- [EXERCISE INSTRUCTIONS]:
1. Edit the passage of the tweets notebook between "0,0,1467810672,Mon Apr 06" and "the ball. Man...", inclusive, so that "NO_QUERY" becomes "NO_TOPIC", and give that passage in full.
2. Pick up the Python notebook that loads the tweets CSV after its final line, and continue it.

- [EXCERPTED PASSAGE]:
Content starts

In [1]:
import pandas as pd

df = pd.read_csv('tweets.csv', encoding ='latin1').head(200000)
df

Unnamed: 0,0,1467810369,Mon Apr 06 22:19:45 PDT 2009,NO_QUERY,_TheSpecialOne_,"@switchfoot http://twitpic.com/2y1zl - Awww, that's a bummer. You shoulda got David Carr of Third Day to do it. ;D"
0,0,1467810672,Mon Apr 06 22:19:49 PDT 2009,NO_QUERY,scotthamilton,is upset that he can't update his Facebook by ...
1,0,1467810917,Mon Apr 06 22:19:53 PDT 2009,NO_QUERY,mattycus,@Kenichan I dived many times for the ball. Man...
2,0,1467811184,Mon Apr 06 22:19:57 PDT 2009,NO_QUERY,ElleCTF,my whole body feels itchy and like its on fire
3,0,1467811193,Mon Apr 06 22:19:57 PDT 2009,NO_QUERY,Karoli,"@nationwideclass no, it's not behaving at all...."
4,0,1467811372,Mon Apr 06 22:20:00 PDT 2009,NO_QUERY,joy_wolf,@Kwesidei not the whole crew
...,...,...,...,...,...,...
199995,0,1971570223,Sat May 30 07:24:14 PDT 2009,NO_QUERY,gogetphilled,work... again
199996,0,1971570317,Sat May 30 07:24:15 PDT 2009,NO_QUERY,CocaBeenSlinky,@damienfranco Its so common for it to crash no...
199997,0,1971570508,Sat May 30 07:24:16 PDT 2009,NO_QUERY,dwfavoritegirl,my baby boy is wearing big boy underwear
199998,0,1971570762,Sat May 30 07:24:18 PDT 2009,NO_QUERY,LuisIsLegend,Fml! I forgot my phone charger @home!


In [3]:
tweet_list = df.iloc[:,-1].astype(str).tolist()
tweets_string = ' '.join(tweet_list)

with open("tweets_string.txt", "w", encoding="utf-8") as text_file:
    text_file.write(tweets_string)

In [None]:
import numpy, sys
from tensorflow.keras.models import Sequential
from tensorflow.keras.layers import Dense, Dropout, LSTM
from tensorflow.keras.utils import to_categorical

In [None]:
# load ascii text and covert to lowercase
filename = "tweets_string.txt"
raw_text = open(filename, 'r', encoding='utf-8').read()
raw_text = raw_text.lower()
# create mapping of unique chars to integers
chars = sorted(list(set(raw_text)))
char_to_int = dict((c, i) for i, c in enumerate(chars))
# summarize the loaded data
n_chars = len(raw_text)
n_vocab = len(chars)
print("Total Characters: ", n_chars)
print("Total Vocab: ", n_vocab)

Content ends

- [DATA EXCERPTS]:
Content starts

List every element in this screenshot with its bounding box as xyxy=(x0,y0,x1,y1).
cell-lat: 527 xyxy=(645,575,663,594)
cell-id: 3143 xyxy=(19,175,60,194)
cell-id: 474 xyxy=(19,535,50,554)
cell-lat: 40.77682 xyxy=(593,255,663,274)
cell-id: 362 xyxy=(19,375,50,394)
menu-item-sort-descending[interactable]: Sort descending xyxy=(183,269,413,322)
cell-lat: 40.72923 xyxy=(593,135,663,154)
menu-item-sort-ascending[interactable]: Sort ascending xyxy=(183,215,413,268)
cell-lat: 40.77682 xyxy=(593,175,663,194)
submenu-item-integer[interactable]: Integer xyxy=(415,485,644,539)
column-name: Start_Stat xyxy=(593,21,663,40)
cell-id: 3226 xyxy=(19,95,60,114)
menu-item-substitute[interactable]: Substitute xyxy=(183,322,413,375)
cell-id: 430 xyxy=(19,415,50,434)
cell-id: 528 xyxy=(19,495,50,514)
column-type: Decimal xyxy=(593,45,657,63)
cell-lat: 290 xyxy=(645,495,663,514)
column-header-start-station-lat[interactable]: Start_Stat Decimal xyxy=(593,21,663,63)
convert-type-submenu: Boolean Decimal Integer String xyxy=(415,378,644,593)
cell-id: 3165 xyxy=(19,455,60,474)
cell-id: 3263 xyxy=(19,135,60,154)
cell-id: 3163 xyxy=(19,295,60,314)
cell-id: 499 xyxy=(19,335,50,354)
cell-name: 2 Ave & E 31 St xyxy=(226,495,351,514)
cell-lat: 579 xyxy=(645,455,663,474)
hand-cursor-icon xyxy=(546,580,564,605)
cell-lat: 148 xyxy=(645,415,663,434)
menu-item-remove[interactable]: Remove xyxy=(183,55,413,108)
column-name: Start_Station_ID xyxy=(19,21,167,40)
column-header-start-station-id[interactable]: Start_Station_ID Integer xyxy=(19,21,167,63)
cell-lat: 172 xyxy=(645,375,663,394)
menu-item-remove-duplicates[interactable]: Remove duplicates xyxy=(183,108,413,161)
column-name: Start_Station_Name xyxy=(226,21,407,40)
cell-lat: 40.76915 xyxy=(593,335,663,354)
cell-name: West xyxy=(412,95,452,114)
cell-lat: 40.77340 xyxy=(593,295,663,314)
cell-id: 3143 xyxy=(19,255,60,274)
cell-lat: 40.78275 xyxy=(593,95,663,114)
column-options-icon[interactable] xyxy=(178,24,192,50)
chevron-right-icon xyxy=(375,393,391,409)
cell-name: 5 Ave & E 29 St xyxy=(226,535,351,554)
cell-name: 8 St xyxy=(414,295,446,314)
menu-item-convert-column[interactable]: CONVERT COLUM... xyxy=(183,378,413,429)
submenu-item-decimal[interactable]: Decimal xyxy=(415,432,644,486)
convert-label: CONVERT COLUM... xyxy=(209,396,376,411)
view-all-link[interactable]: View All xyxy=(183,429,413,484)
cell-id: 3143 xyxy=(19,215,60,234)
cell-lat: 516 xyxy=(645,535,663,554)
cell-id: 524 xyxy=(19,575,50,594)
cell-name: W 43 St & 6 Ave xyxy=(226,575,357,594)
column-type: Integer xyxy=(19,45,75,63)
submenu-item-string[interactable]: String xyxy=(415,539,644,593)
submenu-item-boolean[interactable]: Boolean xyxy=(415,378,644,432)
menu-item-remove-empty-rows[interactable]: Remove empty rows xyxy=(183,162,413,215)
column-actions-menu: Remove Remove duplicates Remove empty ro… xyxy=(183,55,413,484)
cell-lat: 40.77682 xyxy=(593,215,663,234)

Content ends

- [RESULTS OF THE TASKS]:
1.
0,0,1467810672,Mon Apr 06 22:19:49 PDT 2009,NO_TOPIC,scotthamilton,is upset that he can't update his Facebook by ...
1,0,1467810917,Mon Apr 06 22:19:53 PDT 2009,NO_TOPIC,mattycus,@Kenichan I dived many times for the ball. Man...

2.
In [None]:
# prepare the dataset of input to output pairs encoded as integers
seq_length = 100
dataX = []
dataY = []
for i in range(0, n_chars - seq_length, 1):
    seq_in = raw_text[i:i + seq_length]
    seq_out = raw_text[i + seq_length]
    dataX.append([char_to_int[char] for char in seq_in])
    dataY.append(char_to_int[seq_out])
n_patterns = len(dataX)
print("Total Patterns: ", n_patterns)

In [None]:
# reshape X to be [samples, time steps, features]
X = numpy.reshape(dataX, (n_patterns, seq_length, 1))
# normalize
X = X / float(n_vocab)
# one hot encode the output variable
y = to_categorical(dataY)
# define the LSTM model
model = Sequential([
    LSTM(32, input_shape=(None, X.shape[2]), return_sequences=True),
    Dropout(0.2),
    LSTM(32),
    Dropout(0.2),
    Dense(y.shape[1], activation='softmax')
])

# compile the model
model.compile(loss='categorical_crossentropy', optimizer='rmsprop')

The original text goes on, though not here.